• GIVEN PROBLEM
Answer with a single number: how many lines in the listing below include "铁骨铮铮照汗青"?

-- Start SOURCE MATERIAL --

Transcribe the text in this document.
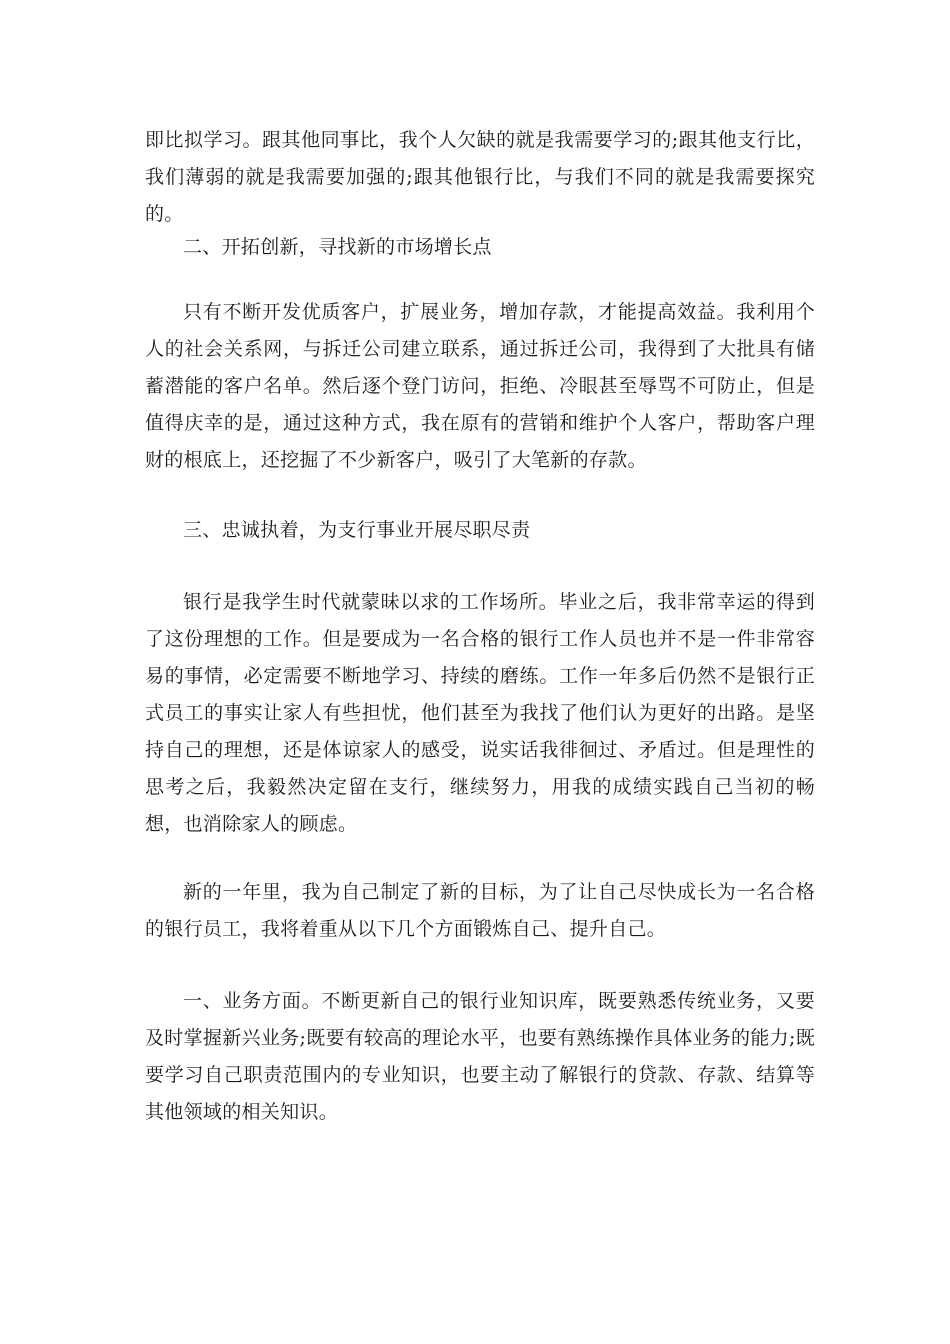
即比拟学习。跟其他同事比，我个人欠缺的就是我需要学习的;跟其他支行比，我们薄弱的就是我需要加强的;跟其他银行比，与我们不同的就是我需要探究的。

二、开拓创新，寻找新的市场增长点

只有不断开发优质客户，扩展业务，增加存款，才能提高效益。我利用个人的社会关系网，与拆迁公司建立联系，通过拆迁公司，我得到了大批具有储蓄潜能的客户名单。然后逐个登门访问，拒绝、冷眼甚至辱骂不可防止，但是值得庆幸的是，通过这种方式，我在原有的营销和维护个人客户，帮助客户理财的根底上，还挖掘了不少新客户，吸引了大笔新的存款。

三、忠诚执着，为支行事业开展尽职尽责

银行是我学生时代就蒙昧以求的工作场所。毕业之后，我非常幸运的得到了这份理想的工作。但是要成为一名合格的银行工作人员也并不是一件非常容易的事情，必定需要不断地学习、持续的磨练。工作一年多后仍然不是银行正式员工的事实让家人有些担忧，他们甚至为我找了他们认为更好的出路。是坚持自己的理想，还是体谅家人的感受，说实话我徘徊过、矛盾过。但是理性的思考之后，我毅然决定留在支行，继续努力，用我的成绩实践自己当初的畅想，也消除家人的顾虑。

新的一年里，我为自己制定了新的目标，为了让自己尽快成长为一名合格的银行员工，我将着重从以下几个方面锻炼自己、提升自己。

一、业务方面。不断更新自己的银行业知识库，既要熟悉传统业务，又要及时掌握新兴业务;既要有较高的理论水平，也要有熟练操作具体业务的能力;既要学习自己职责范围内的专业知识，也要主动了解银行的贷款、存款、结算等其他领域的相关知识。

-- End SOURCE MATERIAL --
-- Start SOURCE MATERIAL --

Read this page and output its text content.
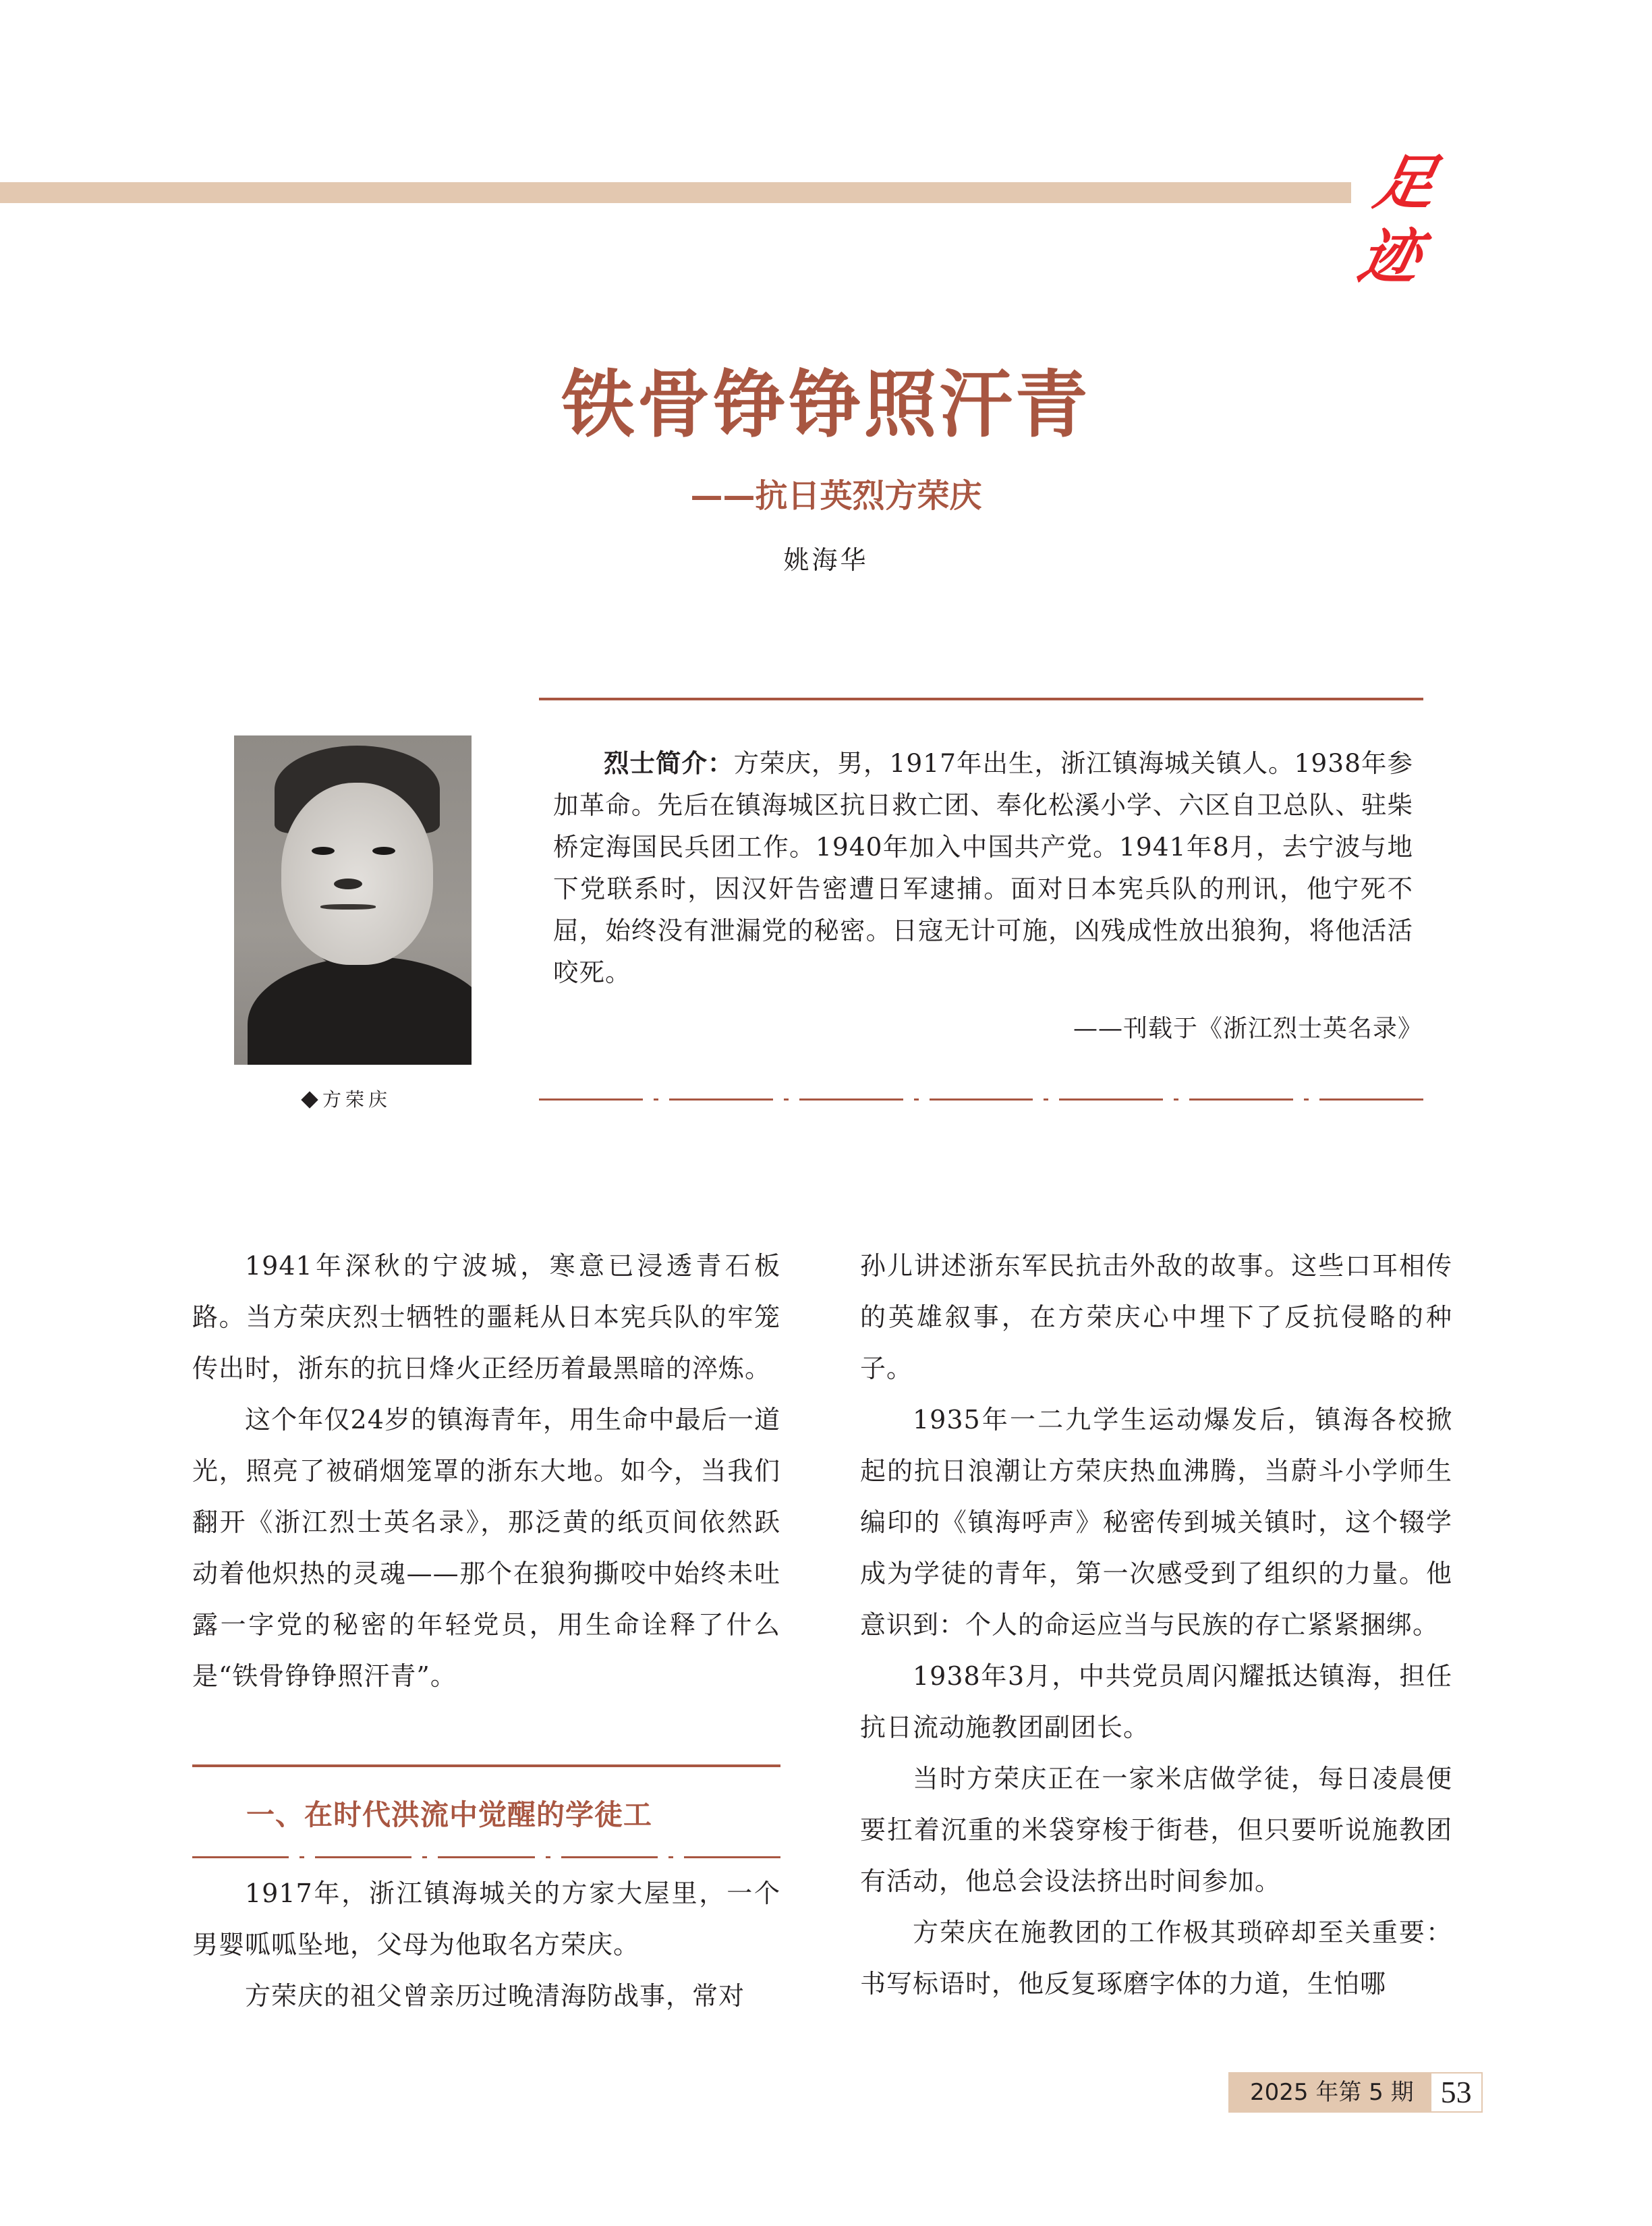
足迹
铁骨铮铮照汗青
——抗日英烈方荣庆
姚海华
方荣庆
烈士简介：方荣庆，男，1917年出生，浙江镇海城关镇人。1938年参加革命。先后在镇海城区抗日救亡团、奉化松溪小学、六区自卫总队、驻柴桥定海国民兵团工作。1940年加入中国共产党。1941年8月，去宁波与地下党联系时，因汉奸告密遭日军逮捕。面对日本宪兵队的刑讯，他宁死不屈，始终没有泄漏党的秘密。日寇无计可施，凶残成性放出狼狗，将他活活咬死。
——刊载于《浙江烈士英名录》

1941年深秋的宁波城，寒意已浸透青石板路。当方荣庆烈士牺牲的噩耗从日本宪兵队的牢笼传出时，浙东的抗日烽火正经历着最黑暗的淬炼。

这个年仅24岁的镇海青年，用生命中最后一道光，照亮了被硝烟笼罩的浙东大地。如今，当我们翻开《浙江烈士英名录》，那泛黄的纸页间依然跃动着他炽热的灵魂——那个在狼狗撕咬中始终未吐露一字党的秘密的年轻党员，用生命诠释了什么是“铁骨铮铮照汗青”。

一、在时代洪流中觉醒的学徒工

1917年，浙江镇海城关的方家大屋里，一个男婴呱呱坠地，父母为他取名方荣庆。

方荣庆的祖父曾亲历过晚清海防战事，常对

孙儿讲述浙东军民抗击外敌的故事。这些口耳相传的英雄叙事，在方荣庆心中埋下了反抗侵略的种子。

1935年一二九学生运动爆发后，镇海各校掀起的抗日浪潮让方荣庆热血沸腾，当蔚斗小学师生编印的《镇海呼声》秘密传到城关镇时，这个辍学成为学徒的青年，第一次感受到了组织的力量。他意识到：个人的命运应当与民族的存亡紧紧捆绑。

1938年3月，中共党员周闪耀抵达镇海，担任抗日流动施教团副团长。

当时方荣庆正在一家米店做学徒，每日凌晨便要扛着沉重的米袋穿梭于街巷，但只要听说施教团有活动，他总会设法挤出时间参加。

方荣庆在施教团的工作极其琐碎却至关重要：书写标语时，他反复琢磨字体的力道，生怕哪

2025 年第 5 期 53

-- End SOURCE MATERIAL --

• THE REPLY
2